> [Material provided]
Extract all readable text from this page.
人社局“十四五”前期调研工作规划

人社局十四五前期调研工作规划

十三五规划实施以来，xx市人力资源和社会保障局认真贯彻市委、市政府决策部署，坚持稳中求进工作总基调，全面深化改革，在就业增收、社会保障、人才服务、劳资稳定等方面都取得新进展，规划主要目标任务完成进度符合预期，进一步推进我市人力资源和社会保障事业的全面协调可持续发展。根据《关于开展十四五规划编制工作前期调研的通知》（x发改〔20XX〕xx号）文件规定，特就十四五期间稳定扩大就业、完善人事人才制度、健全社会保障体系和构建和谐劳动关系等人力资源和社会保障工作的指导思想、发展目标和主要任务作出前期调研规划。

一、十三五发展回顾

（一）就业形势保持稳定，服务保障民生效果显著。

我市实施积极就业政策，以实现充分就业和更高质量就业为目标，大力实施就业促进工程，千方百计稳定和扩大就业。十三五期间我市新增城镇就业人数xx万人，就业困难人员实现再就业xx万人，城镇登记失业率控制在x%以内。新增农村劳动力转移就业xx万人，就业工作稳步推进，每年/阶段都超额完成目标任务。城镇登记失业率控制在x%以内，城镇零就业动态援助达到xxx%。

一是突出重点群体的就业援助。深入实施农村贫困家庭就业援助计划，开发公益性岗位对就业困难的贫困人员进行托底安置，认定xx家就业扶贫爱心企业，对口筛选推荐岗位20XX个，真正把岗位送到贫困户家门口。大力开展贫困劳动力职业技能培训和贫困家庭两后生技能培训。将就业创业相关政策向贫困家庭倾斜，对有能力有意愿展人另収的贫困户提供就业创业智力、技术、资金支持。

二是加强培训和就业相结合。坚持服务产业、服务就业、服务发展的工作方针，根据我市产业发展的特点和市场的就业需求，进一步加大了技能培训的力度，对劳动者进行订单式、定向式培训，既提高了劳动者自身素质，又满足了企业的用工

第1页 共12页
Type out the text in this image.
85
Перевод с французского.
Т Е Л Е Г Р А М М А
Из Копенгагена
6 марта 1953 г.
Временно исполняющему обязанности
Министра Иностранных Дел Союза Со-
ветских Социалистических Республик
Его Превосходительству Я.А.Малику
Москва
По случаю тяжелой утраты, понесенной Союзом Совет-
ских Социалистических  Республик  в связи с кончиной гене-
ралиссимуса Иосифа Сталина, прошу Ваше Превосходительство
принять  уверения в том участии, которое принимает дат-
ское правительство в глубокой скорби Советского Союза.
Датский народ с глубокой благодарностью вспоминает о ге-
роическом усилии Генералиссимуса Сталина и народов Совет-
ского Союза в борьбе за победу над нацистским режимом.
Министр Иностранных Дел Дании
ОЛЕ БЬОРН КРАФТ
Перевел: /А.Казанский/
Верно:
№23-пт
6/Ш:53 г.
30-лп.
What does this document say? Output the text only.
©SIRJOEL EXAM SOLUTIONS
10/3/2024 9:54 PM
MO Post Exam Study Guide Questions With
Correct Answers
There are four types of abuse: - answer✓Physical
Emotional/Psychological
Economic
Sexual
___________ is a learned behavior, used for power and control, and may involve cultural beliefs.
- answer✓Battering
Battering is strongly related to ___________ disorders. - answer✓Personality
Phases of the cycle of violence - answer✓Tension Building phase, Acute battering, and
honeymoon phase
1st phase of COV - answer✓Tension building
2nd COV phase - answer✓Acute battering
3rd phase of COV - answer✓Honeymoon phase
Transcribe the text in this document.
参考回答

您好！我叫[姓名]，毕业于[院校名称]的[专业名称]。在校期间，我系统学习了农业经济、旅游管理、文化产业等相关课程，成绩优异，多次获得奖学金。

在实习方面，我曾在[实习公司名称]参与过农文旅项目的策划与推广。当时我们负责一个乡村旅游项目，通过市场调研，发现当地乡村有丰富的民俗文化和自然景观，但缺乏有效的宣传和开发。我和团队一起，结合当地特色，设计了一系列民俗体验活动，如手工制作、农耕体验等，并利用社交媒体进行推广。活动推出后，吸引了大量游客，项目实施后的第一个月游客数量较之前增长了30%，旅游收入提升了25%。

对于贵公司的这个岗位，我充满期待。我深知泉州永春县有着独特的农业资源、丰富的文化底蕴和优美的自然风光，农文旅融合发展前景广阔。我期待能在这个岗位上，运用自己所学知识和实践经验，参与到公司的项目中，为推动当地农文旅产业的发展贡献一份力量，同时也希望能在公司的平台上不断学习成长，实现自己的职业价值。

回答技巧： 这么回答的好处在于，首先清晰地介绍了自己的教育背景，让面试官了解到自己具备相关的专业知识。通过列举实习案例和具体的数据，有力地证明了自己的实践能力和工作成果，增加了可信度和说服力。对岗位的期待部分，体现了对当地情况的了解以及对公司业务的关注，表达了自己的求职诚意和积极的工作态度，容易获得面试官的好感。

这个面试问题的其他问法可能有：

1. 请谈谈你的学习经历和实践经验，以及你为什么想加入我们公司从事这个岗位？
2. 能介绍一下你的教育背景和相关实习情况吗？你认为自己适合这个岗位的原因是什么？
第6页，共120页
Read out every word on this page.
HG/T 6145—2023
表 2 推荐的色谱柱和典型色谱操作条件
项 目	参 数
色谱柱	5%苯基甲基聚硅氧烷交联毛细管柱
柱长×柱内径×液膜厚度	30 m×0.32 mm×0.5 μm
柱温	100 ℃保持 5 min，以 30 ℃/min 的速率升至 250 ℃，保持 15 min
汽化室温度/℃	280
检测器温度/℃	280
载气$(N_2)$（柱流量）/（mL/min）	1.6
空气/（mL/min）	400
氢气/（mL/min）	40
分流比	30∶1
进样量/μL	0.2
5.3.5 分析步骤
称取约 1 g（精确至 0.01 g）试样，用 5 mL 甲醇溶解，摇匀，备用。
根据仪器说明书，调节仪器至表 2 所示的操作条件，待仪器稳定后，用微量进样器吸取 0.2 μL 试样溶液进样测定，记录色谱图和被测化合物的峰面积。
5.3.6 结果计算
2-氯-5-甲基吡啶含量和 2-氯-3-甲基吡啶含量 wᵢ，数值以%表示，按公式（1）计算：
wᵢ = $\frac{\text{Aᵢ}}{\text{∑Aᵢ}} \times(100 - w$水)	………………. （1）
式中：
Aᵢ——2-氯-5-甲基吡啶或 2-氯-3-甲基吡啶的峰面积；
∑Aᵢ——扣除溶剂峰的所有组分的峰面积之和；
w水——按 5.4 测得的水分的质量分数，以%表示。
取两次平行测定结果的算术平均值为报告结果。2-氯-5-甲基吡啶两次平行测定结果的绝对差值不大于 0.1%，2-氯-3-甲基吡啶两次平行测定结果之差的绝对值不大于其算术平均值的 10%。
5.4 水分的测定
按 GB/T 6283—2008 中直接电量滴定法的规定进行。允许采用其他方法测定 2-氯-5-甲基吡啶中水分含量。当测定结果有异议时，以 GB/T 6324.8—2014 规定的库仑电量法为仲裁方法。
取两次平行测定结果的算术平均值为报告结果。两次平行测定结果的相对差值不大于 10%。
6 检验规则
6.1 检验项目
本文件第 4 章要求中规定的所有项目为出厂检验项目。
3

> [Exercise objective] Above are some records. Report the number of their lines that include "取两次平行测定结果的算术平均值为报告结果", and add nothing else.

> [Reply to the task] 2